● Goal of the exercise: Word for word, restate every line of the material.

[Items listed in a dataset]
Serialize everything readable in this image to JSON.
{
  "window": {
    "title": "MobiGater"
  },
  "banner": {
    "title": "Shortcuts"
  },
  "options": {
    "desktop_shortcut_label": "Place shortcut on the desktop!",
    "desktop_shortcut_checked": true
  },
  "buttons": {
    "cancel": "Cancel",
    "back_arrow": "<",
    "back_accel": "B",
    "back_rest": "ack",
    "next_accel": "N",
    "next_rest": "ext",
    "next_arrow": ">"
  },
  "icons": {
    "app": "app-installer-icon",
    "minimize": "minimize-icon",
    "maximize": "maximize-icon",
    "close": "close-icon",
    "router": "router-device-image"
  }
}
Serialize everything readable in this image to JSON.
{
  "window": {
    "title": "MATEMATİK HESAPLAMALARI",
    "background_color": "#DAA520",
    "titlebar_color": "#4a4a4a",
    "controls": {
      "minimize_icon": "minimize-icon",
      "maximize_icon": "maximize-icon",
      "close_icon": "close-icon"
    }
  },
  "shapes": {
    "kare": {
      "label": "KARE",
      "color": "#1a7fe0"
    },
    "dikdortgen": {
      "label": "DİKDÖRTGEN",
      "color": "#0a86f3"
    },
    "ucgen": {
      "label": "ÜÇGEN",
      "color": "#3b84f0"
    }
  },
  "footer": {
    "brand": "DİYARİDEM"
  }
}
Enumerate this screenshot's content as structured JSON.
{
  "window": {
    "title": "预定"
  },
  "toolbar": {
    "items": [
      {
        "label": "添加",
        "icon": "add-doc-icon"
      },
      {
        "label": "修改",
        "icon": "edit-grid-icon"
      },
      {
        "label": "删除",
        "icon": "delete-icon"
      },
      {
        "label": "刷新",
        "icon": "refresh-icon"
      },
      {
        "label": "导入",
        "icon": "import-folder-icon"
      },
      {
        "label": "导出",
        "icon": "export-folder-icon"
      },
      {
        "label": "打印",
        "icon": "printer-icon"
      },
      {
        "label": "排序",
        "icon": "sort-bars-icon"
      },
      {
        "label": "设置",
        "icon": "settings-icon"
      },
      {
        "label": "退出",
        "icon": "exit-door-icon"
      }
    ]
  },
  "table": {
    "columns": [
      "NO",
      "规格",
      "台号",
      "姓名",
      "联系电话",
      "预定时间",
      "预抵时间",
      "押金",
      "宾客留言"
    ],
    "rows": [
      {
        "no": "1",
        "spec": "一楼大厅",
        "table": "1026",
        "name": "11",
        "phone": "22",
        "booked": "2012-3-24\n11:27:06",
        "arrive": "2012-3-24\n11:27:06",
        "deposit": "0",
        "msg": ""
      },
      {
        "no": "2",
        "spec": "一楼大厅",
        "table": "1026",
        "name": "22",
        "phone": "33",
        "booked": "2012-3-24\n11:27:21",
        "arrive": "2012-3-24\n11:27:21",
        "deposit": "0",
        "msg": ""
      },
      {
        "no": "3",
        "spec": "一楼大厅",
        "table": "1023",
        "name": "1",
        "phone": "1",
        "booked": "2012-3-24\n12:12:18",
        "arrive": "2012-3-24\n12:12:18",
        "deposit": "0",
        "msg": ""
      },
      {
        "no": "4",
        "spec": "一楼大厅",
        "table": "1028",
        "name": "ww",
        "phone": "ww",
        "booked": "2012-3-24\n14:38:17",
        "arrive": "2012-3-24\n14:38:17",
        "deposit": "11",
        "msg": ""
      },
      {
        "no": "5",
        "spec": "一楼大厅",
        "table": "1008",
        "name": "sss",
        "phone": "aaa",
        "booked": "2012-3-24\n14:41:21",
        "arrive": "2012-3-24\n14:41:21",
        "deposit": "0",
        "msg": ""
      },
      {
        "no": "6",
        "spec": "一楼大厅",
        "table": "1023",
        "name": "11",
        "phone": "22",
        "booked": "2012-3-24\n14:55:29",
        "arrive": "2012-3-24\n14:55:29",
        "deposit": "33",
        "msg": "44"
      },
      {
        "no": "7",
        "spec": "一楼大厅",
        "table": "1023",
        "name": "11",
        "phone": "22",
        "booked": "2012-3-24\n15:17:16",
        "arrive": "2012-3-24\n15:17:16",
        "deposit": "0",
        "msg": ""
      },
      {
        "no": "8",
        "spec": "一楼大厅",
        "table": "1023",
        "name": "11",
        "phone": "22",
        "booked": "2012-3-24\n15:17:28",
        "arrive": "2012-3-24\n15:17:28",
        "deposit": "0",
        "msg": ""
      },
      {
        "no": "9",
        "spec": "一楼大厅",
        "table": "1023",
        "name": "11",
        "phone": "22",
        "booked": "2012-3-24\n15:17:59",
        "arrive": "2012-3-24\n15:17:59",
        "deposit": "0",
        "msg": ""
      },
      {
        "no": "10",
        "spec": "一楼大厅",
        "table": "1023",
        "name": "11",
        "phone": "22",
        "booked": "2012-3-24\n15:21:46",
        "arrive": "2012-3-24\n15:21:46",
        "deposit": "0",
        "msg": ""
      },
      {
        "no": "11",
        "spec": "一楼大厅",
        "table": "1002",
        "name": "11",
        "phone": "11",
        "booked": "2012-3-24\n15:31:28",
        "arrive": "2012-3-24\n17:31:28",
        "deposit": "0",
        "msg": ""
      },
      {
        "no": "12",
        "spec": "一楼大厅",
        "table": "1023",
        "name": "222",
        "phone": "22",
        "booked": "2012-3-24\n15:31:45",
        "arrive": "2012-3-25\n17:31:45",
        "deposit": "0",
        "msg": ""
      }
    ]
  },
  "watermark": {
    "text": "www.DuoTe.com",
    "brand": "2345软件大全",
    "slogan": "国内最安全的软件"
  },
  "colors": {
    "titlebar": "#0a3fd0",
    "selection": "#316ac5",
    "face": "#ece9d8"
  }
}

● Exercise answer:
Serialize everything readable in this image to JSON.
{
  "window": {
    "title": "MobiGater"
  },
  "banner": {
    "title": "Shortcuts"
  },
  "options": {
    "desktop_shortcut_label": "Place shortcut on the desktop!",
    "desktop_shortcut_checked": true
  },
  "buttons": {
    "cancel": "Cancel",
    "back_arrow": "<",
    "back_accel": "B",
    "back_rest": "ack",
    "next_accel": "N",
    "next_rest": "ext",
    "next_arrow": ">"
  },
  "icons": {
    "app": "app-installer-icon",
    "minimize": "minimize-icon",
    "maximize": "maximize-icon",
    "close": "close-icon",
    "router": "router-device-image"
  }
}
Serialize everything readable in this image to JSON.
{
  "window": {
    "title": "MATEMATİK HESAPLAMALARI",
    "background_color": "#DAA520",
    "titlebar_color": "#4a4a4a",
    "controls": {
      "minimize_icon": "minimize-icon",
      "maximize_icon": "maximize-icon",
      "close_icon": "close-icon"
    }
  },
  "shapes": {
    "kare": {
      "label": "KARE",
      "color": "#1a7fe0"
    },
    "dikdortgen": {
      "label": "DİKDÖRTGEN",
      "color": "#0a86f3"
    },
    "ucgen": {
      "label": "ÜÇGEN",
      "color": "#3b84f0"
    }
  },
  "footer": {
    "brand": "DİYARİDEM"
  }
}
Enumerate this screenshot's content as structured JSON.
{
  "window": {
    "title": "预定"
  },
  "toolbar": {
    "items": [
      {
        "label": "添加",
        "icon": "add-doc-icon"
      },
      {
        "label": "修改",
        "icon": "edit-grid-icon"
      },
      {
        "label": "删除",
        "icon": "delete-icon"
      },
      {
        "label": "刷新",
        "icon": "refresh-icon"
      },
      {
        "label": "导入",
        "icon": "import-folder-icon"
      },
      {
        "label": "导出",
        "icon": "export-folder-icon"
      },
      {
        "label": "打印",
        "icon": "printer-icon"
      },
      {
        "label": "排序",
        "icon": "sort-bars-icon"
      },
      {
        "label": "设置",
        "icon": "settings-icon"
      },
      {
        "label": "退出",
        "icon": "exit-door-icon"
      }
    ]
  },
  "table": {
    "columns": [
      "NO",
      "规格",
      "台号",
      "姓名",
      "联系电话",
      "预定时间",
      "预抵时间",
      "押金",
      "宾客留言"
    ],
    "rows": [
      {
        "no": "1",
        "spec": "一楼大厅",
        "table": "1026",
        "name": "11",
        "phone": "22",
        "booked": "2012-3-24\n11:27:06",
        "arrive": "2012-3-24\n11:27:06",
        "deposit": "0",
        "msg": ""
      },
      {
        "no": "2",
        "spec": "一楼大厅",
        "table": "1026",
        "name": "22",
        "phone": "33",
        "booked": "2012-3-24\n11:27:21",
        "arrive": "2012-3-24\n11:27:21",
        "deposit": "0",
        "msg": ""
      },
      {
        "no": "3",
        "spec": "一楼大厅",
        "table": "1023",
        "name": "1",
        "phone": "1",
        "booked": "2012-3-24\n12:12:18",
        "arrive": "2012-3-24\n12:12:18",
        "deposit": "0",
        "msg": ""
      },
      {
        "no": "4",
        "spec": "一楼大厅",
        "table": "1028",
        "name": "ww",
        "phone": "ww",
        "booked": "2012-3-24\n14:38:17",
        "arrive": "2012-3-24\n14:38:17",
        "deposit": "11",
        "msg": ""
      },
      {
        "no": "5",
        "spec": "一楼大厅",
        "table": "1008",
        "name": "sss",
        "phone": "aaa",
        "booked": "2012-3-24\n14:41:21",
        "arrive": "2012-3-24\n14:41:21",
        "deposit": "0",
        "msg": ""
      },
      {
        "no": "6",
        "spec": "一楼大厅",
        "table": "1023",
        "name": "11",
        "phone": "22",
        "booked": "2012-3-24\n14:55:29",
        "arrive": "2012-3-24\n14:55:29",
        "deposit": "33",
        "msg": "44"
      },
      {
        "no": "7",
        "spec": "一楼大厅",
        "table": "1023",
        "name": "11",
        "phone": "22",
        "booked": "2012-3-24\n15:17:16",
        "arrive": "2012-3-24\n15:17:16",
        "deposit": "0",
        "msg": ""
      },
      {
        "no": "8",
        "spec": "一楼大厅",
        "table": "1023",
        "name": "11",
        "phone": "22",
        "booked": "2012-3-24\n15:17:28",
        "arrive": "2012-3-24\n15:17:28",
        "deposit": "0",
        "msg": ""
      },
      {
        "no": "9",
        "spec": "一楼大厅",
        "table": "1023",
        "name": "11",
        "phone": "22",
        "booked": "2012-3-24\n15:17:59",
        "arrive": "2012-3-24\n15:17:59",
        "deposit": "0",
        "msg": ""
      },
      {
        "no": "10",
        "spec": "一楼大厅",
        "table": "1023",
        "name": "11",
        "phone": "22",
        "booked": "2012-3-24\n15:21:46",
        "arrive": "2012-3-24\n15:21:46",
        "deposit": "0",
        "msg": ""
      },
      {
        "no": "11",
        "spec": "一楼大厅",
        "table": "1002",
        "name": "11",
        "phone": "11",
        "booked": "2012-3-24\n15:31:28",
        "arrive": "2012-3-24\n17:31:28",
        "deposit": "0",
        "msg": ""
      },
      {
        "no": "12",
        "spec": "一楼大厅",
        "table": "1023",
        "name": "222",
        "phone": "22",
        "booked": "2012-3-24\n15:31:45",
        "arrive": "2012-3-25\n17:31:45",
        "deposit": "0",
        "msg": ""
      }
    ]
  },
  "watermark": {
    "text": "www.DuoTe.com",
    "brand": "2345软件大全",
    "slogan": "国内最安全的软件"
  },
  "colors": {
    "titlebar": "#0a3fd0",
    "selection": "#316ac5",
    "face": "#ece9d8"
  }
}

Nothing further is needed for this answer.